■ **THE PROBLEM**
Please transcribe, character for character, the rows below from the line containing "- step-body: Click Next to" through the line containing "- drive-c-size-row: The", including both of those lines.

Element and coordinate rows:
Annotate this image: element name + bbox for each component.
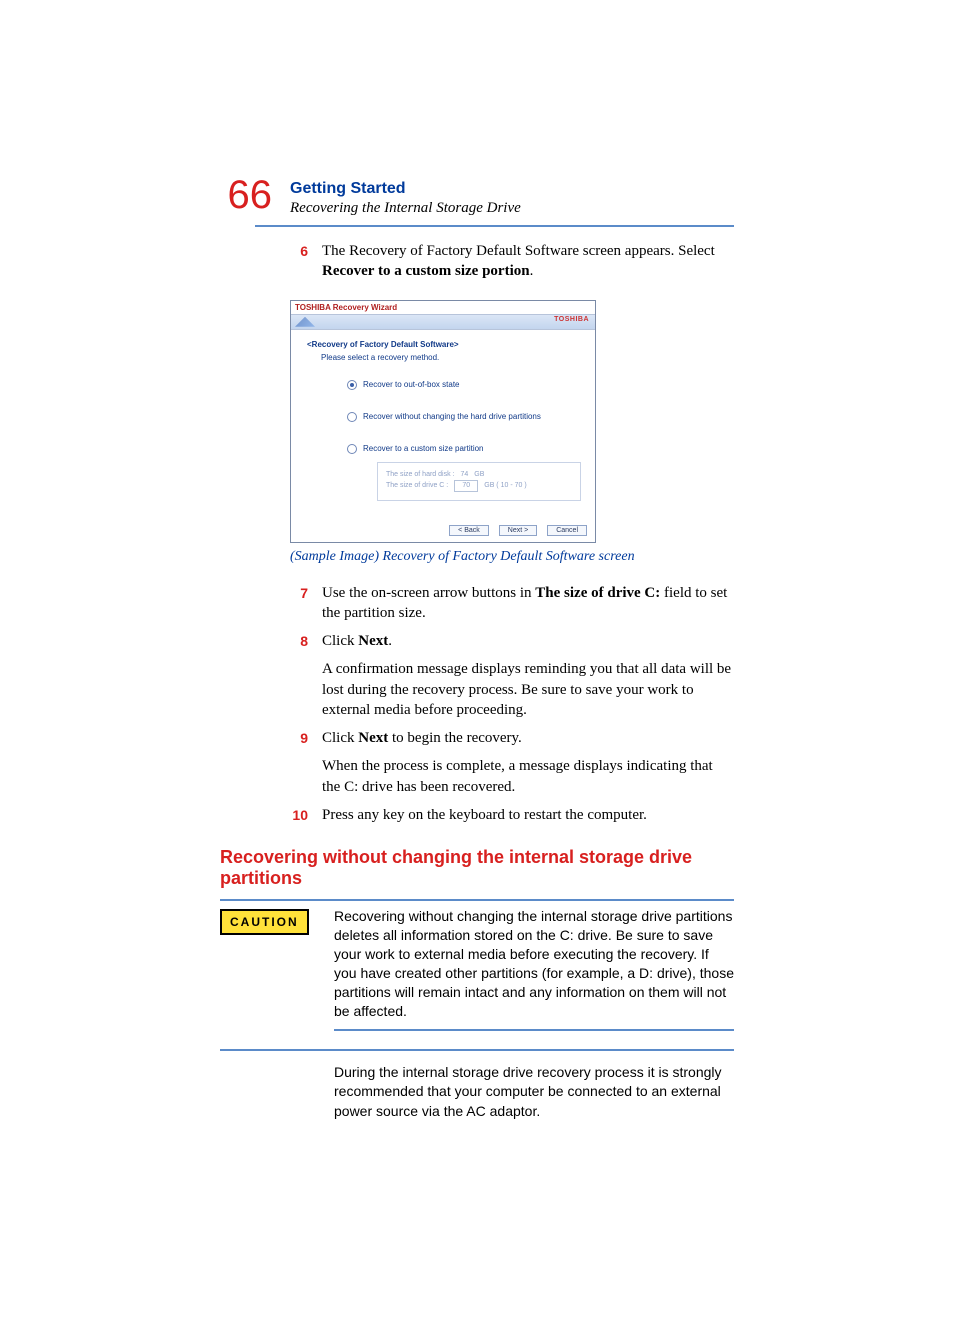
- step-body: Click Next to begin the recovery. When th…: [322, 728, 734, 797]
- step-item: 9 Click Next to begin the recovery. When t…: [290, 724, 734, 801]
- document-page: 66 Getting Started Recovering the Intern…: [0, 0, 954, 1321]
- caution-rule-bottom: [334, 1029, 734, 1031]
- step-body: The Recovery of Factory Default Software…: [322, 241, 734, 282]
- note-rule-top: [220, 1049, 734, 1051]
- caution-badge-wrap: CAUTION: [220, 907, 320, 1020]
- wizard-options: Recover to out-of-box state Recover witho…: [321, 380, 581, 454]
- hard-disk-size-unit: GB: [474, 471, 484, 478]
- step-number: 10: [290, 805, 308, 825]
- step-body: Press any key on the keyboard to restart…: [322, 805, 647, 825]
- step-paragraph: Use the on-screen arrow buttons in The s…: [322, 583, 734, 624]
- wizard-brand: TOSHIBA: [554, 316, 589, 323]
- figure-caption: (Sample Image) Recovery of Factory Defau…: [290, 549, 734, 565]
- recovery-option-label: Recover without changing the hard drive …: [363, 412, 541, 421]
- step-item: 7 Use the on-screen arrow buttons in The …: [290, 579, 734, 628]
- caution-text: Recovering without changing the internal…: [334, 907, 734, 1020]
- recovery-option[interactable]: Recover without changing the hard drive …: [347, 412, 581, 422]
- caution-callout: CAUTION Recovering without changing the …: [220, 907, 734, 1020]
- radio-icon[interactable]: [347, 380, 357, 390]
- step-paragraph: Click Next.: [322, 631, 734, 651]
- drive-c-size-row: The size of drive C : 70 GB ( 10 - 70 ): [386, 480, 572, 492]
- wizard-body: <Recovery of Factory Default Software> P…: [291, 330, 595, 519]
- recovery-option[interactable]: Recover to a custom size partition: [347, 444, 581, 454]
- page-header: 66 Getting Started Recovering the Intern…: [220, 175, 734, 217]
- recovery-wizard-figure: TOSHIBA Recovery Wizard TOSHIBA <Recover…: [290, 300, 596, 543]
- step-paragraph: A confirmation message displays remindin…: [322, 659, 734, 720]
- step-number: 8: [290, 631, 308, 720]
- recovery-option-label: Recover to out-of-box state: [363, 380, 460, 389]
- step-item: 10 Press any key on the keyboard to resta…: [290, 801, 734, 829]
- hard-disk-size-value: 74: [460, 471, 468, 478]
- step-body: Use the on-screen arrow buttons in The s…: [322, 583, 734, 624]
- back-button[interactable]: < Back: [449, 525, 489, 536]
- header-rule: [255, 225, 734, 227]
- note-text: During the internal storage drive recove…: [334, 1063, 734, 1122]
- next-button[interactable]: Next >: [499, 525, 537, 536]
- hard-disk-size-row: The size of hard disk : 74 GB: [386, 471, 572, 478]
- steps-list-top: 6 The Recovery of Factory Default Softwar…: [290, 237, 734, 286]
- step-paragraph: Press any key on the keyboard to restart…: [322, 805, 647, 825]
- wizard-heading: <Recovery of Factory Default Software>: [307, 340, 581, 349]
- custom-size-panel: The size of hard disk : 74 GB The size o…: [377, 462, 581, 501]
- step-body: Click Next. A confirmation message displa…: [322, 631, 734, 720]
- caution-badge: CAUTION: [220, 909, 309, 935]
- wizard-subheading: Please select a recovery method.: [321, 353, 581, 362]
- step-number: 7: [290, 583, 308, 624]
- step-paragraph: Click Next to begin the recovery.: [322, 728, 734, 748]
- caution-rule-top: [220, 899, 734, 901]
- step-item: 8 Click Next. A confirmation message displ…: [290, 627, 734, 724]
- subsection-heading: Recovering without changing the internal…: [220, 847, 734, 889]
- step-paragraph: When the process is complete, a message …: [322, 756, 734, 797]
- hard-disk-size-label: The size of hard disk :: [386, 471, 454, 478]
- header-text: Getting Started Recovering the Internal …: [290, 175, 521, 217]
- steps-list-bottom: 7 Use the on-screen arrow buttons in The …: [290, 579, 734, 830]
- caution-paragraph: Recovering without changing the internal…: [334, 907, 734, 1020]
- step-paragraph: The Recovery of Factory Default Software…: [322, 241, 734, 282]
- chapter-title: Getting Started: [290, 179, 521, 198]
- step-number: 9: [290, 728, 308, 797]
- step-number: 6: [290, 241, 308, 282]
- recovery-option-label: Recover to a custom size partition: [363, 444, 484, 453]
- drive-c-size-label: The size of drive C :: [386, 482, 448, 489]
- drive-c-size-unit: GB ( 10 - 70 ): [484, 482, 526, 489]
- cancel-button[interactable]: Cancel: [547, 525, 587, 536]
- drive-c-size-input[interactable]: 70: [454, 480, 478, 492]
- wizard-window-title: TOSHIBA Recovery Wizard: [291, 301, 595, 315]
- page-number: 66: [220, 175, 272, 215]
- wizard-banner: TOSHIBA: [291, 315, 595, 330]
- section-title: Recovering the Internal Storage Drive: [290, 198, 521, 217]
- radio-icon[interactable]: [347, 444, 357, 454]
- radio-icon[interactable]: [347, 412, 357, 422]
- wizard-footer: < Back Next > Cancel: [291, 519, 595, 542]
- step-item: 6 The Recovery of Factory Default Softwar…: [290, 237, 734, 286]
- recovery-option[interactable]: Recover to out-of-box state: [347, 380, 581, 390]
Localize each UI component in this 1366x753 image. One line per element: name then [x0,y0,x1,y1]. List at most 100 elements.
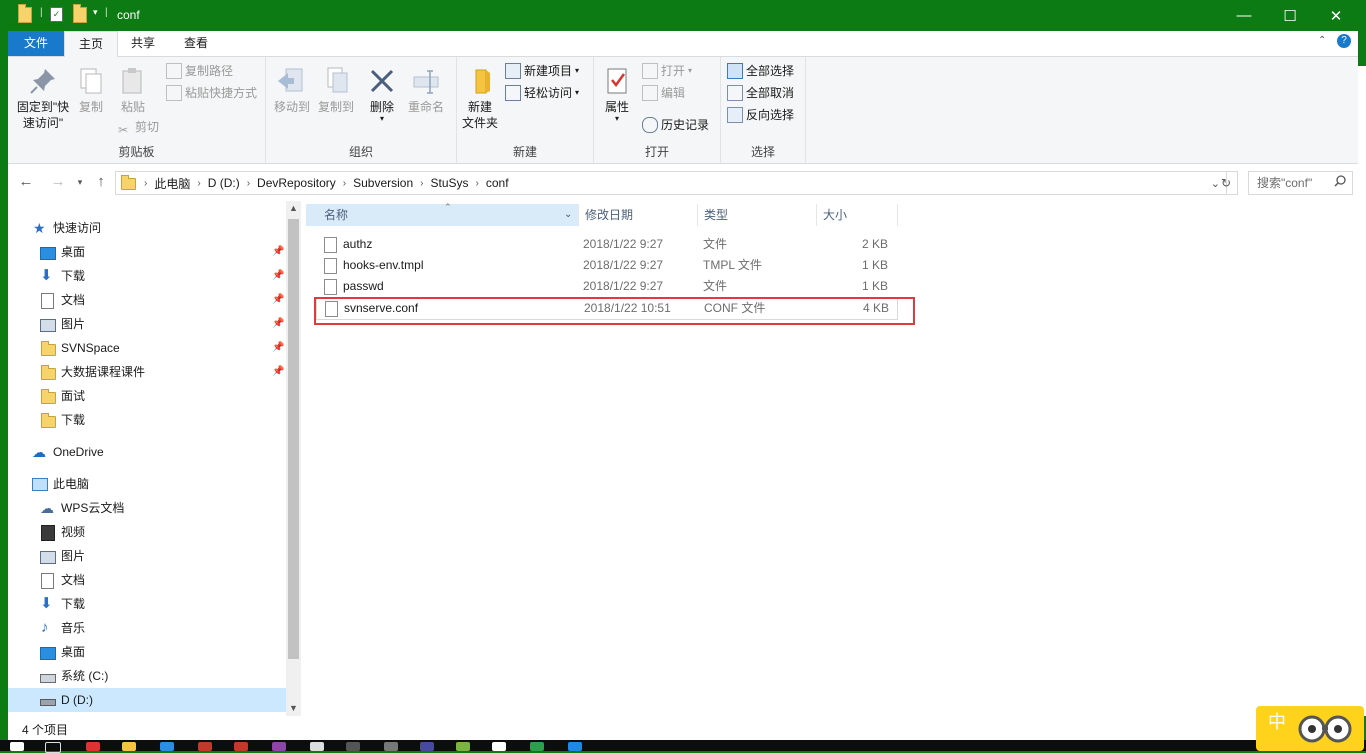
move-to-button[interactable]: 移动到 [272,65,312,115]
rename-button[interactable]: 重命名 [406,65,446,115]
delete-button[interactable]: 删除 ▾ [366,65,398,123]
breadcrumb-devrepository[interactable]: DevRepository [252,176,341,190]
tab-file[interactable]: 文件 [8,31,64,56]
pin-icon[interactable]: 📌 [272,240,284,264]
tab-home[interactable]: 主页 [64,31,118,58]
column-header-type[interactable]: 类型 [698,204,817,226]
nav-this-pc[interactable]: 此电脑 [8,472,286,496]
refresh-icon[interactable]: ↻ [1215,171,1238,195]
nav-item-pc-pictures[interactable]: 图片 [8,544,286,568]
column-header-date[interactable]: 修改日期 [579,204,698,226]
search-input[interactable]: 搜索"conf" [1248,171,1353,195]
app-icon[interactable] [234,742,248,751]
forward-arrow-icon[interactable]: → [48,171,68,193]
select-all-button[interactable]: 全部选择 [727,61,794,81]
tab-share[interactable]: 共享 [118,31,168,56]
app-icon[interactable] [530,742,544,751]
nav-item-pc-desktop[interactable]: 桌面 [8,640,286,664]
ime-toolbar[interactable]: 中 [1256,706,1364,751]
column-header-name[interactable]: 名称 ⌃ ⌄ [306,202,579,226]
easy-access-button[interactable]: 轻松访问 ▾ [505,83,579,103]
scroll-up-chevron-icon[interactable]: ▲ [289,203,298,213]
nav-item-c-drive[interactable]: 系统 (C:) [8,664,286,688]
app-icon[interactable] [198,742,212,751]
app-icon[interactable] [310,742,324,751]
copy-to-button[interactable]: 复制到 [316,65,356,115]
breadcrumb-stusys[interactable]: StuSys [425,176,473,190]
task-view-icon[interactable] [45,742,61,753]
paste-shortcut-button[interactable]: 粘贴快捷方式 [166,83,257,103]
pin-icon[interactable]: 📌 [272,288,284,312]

■ **ANSWER TO THE EXERCISE**
- step-body: Click Next to begin the recovery. When th…: [322, 728, 734, 797]
- step-item: 9 Click Next to begin the recovery. When t…: [290, 724, 734, 801]
- document-page: 66 Getting Started Recovering the Intern…: [0, 0, 954, 1321]
- caution-rule-bottom: [334, 1029, 734, 1031]
- step-body: The Recovery of Factory Default Software…: [322, 241, 734, 282]
- note-rule-top: [220, 1049, 734, 1051]
- caution-badge-wrap: CAUTION: [220, 907, 320, 1020]
- wizard-options: Recover to out-of-box state Recover witho…: [321, 380, 581, 454]
- hard-disk-size-unit: GB: [474, 471, 484, 478]
- step-number: 10: [290, 805, 308, 825]
- step-body: Press any key on the keyboard to restart…: [322, 805, 647, 825]
- step-paragraph: Use the on-screen arrow buttons in The s…: [322, 583, 734, 624]
- wizard-brand: TOSHIBA: [554, 316, 589, 323]
- figure-caption: (Sample Image) Recovery of Factory Defau…: [290, 549, 734, 565]
- recovery-option-label: Recover without changing the hard drive …: [363, 412, 541, 421]
- step-item: 7 Use the on-screen arrow buttons in The …: [290, 579, 734, 628]
- caution-text: Recovering without changing the internal…: [334, 907, 734, 1020]
- recovery-option[interactable]: Recover without changing the hard drive …: [347, 412, 581, 422]
- caution-callout: CAUTION Recovering without changing the …: [220, 907, 734, 1020]
- radio-icon[interactable]: [347, 380, 357, 390]
- step-paragraph: Click Next.: [322, 631, 734, 651]
- drive-c-size-row: The size of drive C : 70 GB ( 10 - 70 ): [386, 480, 572, 492]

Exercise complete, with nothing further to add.